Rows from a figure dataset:
───
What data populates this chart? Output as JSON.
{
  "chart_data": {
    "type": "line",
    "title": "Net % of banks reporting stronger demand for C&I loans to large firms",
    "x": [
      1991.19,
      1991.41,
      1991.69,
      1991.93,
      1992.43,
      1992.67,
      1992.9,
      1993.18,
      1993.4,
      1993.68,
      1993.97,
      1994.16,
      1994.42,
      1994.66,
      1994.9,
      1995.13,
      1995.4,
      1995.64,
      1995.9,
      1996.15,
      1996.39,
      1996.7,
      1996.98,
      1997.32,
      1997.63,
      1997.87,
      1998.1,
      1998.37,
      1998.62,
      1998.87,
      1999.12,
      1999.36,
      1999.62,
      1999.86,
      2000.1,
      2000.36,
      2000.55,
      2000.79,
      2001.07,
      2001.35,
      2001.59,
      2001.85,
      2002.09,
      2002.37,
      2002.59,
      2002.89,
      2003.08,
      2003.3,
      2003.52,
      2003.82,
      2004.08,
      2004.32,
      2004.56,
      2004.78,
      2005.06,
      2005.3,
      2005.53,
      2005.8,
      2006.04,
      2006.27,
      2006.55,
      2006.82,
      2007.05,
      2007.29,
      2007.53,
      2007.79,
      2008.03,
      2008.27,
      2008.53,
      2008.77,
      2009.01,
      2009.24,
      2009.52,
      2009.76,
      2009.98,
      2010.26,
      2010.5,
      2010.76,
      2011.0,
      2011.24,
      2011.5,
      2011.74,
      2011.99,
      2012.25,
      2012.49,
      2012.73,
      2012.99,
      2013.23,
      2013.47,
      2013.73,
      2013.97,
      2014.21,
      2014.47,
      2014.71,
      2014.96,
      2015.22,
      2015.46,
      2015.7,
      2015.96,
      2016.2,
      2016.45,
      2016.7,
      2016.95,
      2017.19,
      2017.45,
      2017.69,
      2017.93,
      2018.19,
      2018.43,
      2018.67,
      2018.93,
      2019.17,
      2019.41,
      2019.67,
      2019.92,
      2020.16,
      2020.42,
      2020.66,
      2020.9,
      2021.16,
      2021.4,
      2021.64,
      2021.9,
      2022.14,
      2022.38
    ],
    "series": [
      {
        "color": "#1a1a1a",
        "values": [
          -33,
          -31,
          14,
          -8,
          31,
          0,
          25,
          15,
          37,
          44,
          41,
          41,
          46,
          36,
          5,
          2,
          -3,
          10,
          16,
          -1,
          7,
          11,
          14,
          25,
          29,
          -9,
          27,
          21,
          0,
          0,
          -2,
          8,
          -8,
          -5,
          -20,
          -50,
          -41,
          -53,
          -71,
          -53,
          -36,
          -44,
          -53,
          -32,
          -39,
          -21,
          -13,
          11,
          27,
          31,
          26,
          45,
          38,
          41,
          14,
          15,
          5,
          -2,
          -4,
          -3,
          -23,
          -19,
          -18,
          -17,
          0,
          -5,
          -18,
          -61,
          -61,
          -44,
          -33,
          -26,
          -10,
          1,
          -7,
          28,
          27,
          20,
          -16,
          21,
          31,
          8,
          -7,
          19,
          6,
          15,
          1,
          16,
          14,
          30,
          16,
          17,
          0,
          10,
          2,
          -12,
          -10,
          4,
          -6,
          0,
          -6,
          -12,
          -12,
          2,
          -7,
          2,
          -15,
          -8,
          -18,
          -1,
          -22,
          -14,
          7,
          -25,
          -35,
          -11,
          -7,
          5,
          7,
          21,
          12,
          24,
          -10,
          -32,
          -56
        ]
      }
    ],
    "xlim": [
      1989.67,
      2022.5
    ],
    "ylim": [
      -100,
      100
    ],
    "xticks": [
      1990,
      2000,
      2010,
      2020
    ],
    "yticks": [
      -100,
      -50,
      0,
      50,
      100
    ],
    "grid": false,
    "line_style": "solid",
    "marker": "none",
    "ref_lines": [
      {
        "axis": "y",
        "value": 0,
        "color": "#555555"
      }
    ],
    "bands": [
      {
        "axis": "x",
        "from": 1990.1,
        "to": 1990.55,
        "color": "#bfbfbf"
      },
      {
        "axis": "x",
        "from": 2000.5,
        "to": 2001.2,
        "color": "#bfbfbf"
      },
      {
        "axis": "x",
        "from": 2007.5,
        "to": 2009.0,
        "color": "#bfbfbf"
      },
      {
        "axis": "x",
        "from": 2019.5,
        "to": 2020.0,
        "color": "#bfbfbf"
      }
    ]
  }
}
───
Given task - Give back the whole listing, word for word.

Response -
What data populates this chart? Output as JSON.
{
  "chart_data": {
    "type": "line",
    "title": "Net % of banks reporting stronger demand for C&I loans to large firms",
    "x": [
      1991.19,
      1991.41,
      1991.69,
      1991.93,
      1992.43,
      1992.67,
      1992.9,
      1993.18,
      1993.4,
      1993.68,
      1993.97,
      1994.16,
      1994.42,
      1994.66,
      1994.9,
      1995.13,
      1995.4,
      1995.64,
      1995.9,
      1996.15,
      1996.39,
      1996.7,
      1996.98,
      1997.32,
      1997.63,
      1997.87,
      1998.1,
      1998.37,
      1998.62,
      1998.87,
      1999.12,
      1999.36,
      1999.62,
      1999.86,
      2000.1,
      2000.36,
      2000.55,
      2000.79,
      2001.07,
      2001.35,
      2001.59,
      2001.85,
      2002.09,
      2002.37,
      2002.59,
      2002.89,
      2003.08,
      2003.3,
      2003.52,
      2003.82,
      2004.08,
      2004.32,
      2004.56,
      2004.78,
      2005.06,
      2005.3,
      2005.53,
      2005.8,
      2006.04,
      2006.27,
      2006.55,
      2006.82,
      2007.05,
      2007.29,
      2007.53,
      2007.79,
      2008.03,
      2008.27,
      2008.53,
      2008.77,
      2009.01,
      2009.24,
      2009.52,
      2009.76,
      2009.98,
      2010.26,
      2010.5,
      2010.76,
      2011.0,
      2011.24,
      2011.5,
      2011.74,
      2011.99,
      2012.25,
      2012.49,
      2012.73,
      2012.99,
      2013.23,
      2013.47,
      2013.73,
      2013.97,
      2014.21,
      2014.47,
      2014.71,
      2014.96,
      2015.22,
      2015.46,
      2015.7,
      2015.96,
      2016.2,
      2016.45,
      2016.7,
      2016.95,
      2017.19,
      2017.45,
      2017.69,
      2017.93,
      2018.19,
      2018.43,
      2018.67,
      2018.93,
      2019.17,
      2019.41,
      2019.67,
      2019.92,
      2020.16,
      2020.42,
      2020.66,
      2020.9,
      2021.16,
      2021.4,
      2021.64,
      2021.9,
      2022.14,
      2022.38
    ],
    "series": [
      {
        "color": "#1a1a1a",
        "values": [
          -33,
          -31,
          14,
          -8,
          31,
          0,
          25,
          15,
          37,
          44,
          41,
          41,
          46,
          36,
          5,
          2,
          -3,
          10,
          16,
          -1,
          7,
          11,
          14,
          25,
          29,
          -9,
          27,
          21,
          0,
          0,
          -2,
          8,
          -8,
          -5,
          -20,
          -50,
          -41,
          -53,
          -71,
          -53,
          -36,
          -44,
          -53,
          -32,
          -39,
          -21,
          -13,
          11,
          27,
          31,
          26,
          45,
          38,
          41,
          14,
          15,
          5,
          -2,
          -4,
          -3,
          -23,
          -19,
          -18,
          -17,
          0,
          -5,
          -18,
          -61,
          -61,
          -44,
          -33,
          -26,
          -10,
          1,
          -7,
          28,
          27,
          20,
          -16,
          21,
          31,
          8,
          -7,
          19,
          6,
          15,
          1,
          16,
          14,
          30,
          16,
          17,
          0,
          10,
          2,
          -12,
          -10,
          4,
          -6,
          0,
          -6,
          -12,
          -12,
          2,
          -7,
          2,
          -15,
          -8,
          -18,
          -1,
          -22,
          -14,
          7,
          -25,
          -35,
          -11,
          -7,
          5,
          7,
          21,
          12,
          24,
          -10,
          -32,
          -56
        ]
      }
    ],
    "xlim": [
      1989.67,
      2022.5
    ],
    "ylim": [
      -100,
      100
    ],
    "xticks": [
      1990,
      2000,
      2010,
      2020
    ],
    "yticks": [
      -100,
      -50,
      0,
      50,
      100
    ],
    "grid": false,
    "line_style": "solid",
    "marker": "none",
    "ref_lines": [
      {
        "axis": "y",
        "value": 0,
        "color": "#555555"
      }
    ],
    "bands": [
      {
        "axis": "x",
        "from": 1990.1,
        "to": 1990.55,
        "color": "#bfbfbf"
      },
      {
        "axis": "x",
        "from": 2000.5,
        "to": 2001.2,
        "color": "#bfbfbf"
      },
      {
        "axis": "x",
        "from": 2007.5,
        "to": 2009.0,
        "color": "#bfbfbf"
      },
      {
        "axis": "x",
        "from": 2019.5,
        "to": 2020.0,
        "color": "#bfbfbf"
      }
    ]
  }
}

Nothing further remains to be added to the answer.